- **What is required**
Reproduce the lines of the material exactly, excluding every image.

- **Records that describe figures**
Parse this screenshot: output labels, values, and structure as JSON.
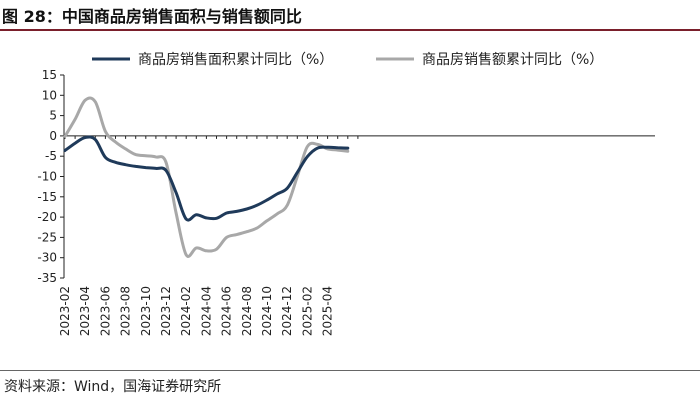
{
  "figure": {
    "title": "图 28：中国商品房销售面积与销售额同比",
    "source": "资料来源：Wind，国海证券研究所"
  },
  "colors": {
    "series_area": "#1f3a5a",
    "series_amount": "#a8a8a8",
    "title_rule": "#7a1f2b"
  },
  "chart_data": {
    "type": "line",
    "xlabel": "",
    "ylabel": "",
    "ylim": [
      -35,
      15
    ],
    "yticks": [
      15,
      10,
      5,
      0,
      -5,
      -10,
      -15,
      -20,
      -25,
      -30,
      -35
    ],
    "x_tick_labels": [
      "2023-02",
      "2023-04",
      "2023-06",
      "2023-08",
      "2023-10",
      "2023-12",
      "2024-02",
      "2024-04",
      "2024-06",
      "2024-08",
      "2024-10",
      "2024-12",
      "2025-02",
      "2025-04"
    ],
    "grid": false,
    "legend_position": "top",
    "series": [
      {
        "name": "商品房销售面积累计同比（%）",
        "x": [
          "2023-02",
          "2023-03",
          "2023-04",
          "2023-05",
          "2023-06",
          "2023-07",
          "2023-08",
          "2023-09",
          "2023-10",
          "2023-11",
          "2023-12",
          "2024-01",
          "2024-02",
          "2024-03",
          "2024-04",
          "2024-05",
          "2024-06",
          "2024-07",
          "2024-08",
          "2024-09",
          "2024-10",
          "2024-11",
          "2024-12",
          "2025-01",
          "2025-02",
          "2025-03",
          "2025-04",
          "2025-05",
          "2025-06"
        ],
        "values": [
          -3.6,
          -1.8,
          -0.4,
          -0.9,
          -5.3,
          -6.5,
          -7.1,
          -7.5,
          -7.8,
          -8.0,
          -8.5,
          -14.0,
          -20.5,
          -19.4,
          -20.2,
          -20.3,
          -19.0,
          -18.6,
          -18.0,
          -17.1,
          -15.8,
          -14.3,
          -12.9,
          -9.0,
          -5.1,
          -3.0,
          -2.8,
          -2.9,
          -3.0
        ]
      },
      {
        "name": "商品房销售额累计同比（%）",
        "x": [
          "2023-02",
          "2023-03",
          "2023-04",
          "2023-05",
          "2023-06",
          "2023-07",
          "2023-08",
          "2023-09",
          "2023-10",
          "2023-11",
          "2023-12",
          "2024-01",
          "2024-02",
          "2024-03",
          "2024-04",
          "2024-05",
          "2024-06",
          "2024-07",
          "2024-08",
          "2024-09",
          "2024-10",
          "2024-11",
          "2024-12",
          "2025-01",
          "2025-02",
          "2025-03",
          "2025-04",
          "2025-05",
          "2025-06"
        ],
        "values": [
          -0.1,
          4.1,
          8.8,
          8.4,
          1.1,
          -1.5,
          -3.2,
          -4.6,
          -4.9,
          -5.2,
          -6.5,
          -19.0,
          -29.3,
          -27.6,
          -28.3,
          -27.9,
          -25.0,
          -24.3,
          -23.6,
          -22.7,
          -20.9,
          -19.2,
          -17.1,
          -10.0,
          -2.6,
          -2.1,
          -3.2,
          -3.5,
          -3.8
        ]
      }
    ]
  }
}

- **Answer to this problem**
Parse this screenshot: output labels, values, and structure as JSON.
{
  "figure": {
    "title": "图 28：中国商品房销售面积与销售额同比",
    "source": "资料来源：Wind，国海证券研究所"
  },
  "colors": {
    "series_area": "#1f3a5a",
    "series_amount": "#a8a8a8",
    "title_rule": "#7a1f2b"
  },
  "chart_data": {
    "type": "line",
    "xlabel": "",
    "ylabel": "",
    "ylim": [
      -35,
      15
    ],
    "yticks": [
      15,
      10,
      5,
      0,
      -5,
      -10,
      -15,
      -20,
      -25,
      -30,
      -35
    ],
    "x_tick_labels": [
      "2023-02",
      "2023-04",
      "2023-06",
      "2023-08",
      "2023-10",
      "2023-12",
      "2024-02",
      "2024-04",
      "2024-06",
      "2024-08",
      "2024-10",
      "2024-12",
      "2025-02",
      "2025-04"
    ],
    "grid": false,
    "legend_position": "top",
    "series": [
      {
        "name": "商品房销售面积累计同比（%）",
        "x": [
          "2023-02",
          "2023-03",
          "2023-04",
          "2023-05",
          "2023-06",
          "2023-07",
          "2023-08",
          "2023-09",
          "2023-10",
          "2023-11",
          "2023-12",
          "2024-01",
          "2024-02",
          "2024-03",
          "2024-04",
          "2024-05",
          "2024-06",
          "2024-07",
          "2024-08",
          "2024-09",
          "2024-10",
          "2024-11",
          "2024-12",
          "2025-01",
          "2025-02",
          "2025-03",
          "2025-04",
          "2025-05",
          "2025-06"
        ],
        "values": [
          -3.6,
          -1.8,
          -0.4,
          -0.9,
          -5.3,
          -6.5,
          -7.1,
          -7.5,
          -7.8,
          -8.0,
          -8.5,
          -14.0,
          -20.5,
          -19.4,
          -20.2,
          -20.3,
          -19.0,
          -18.6,
          -18.0,
          -17.1,
          -15.8,
          -14.3,
          -12.9,
          -9.0,
          -5.1,
          -3.0,
          -2.8,
          -2.9,
          -3.0
        ]
      },
      {
        "name": "商品房销售额累计同比（%）",
        "x": [
          "2023-02",
          "2023-03",
          "2023-04",
          "2023-05",
          "2023-06",
          "2023-07",
          "2023-08",
          "2023-09",
          "2023-10",
          "2023-11",
          "2023-12",
          "2024-01",
          "2024-02",
          "2024-03",
          "2024-04",
          "2024-05",
          "2024-06",
          "2024-07",
          "2024-08",
          "2024-09",
          "2024-10",
          "2024-11",
          "2024-12",
          "2025-01",
          "2025-02",
          "2025-03",
          "2025-04",
          "2025-05",
          "2025-06"
        ],
        "values": [
          -0.1,
          4.1,
          8.8,
          8.4,
          1.1,
          -1.5,
          -3.2,
          -4.6,
          -4.9,
          -5.2,
          -6.5,
          -19.0,
          -29.3,
          -27.6,
          -28.3,
          -27.9,
          -25.0,
          -24.3,
          -23.6,
          -22.7,
          -20.9,
          -19.2,
          -17.1,
          -10.0,
          -2.6,
          -2.1,
          -3.2,
          -3.5,
          -3.8
        ]
      }
    ]
  }
}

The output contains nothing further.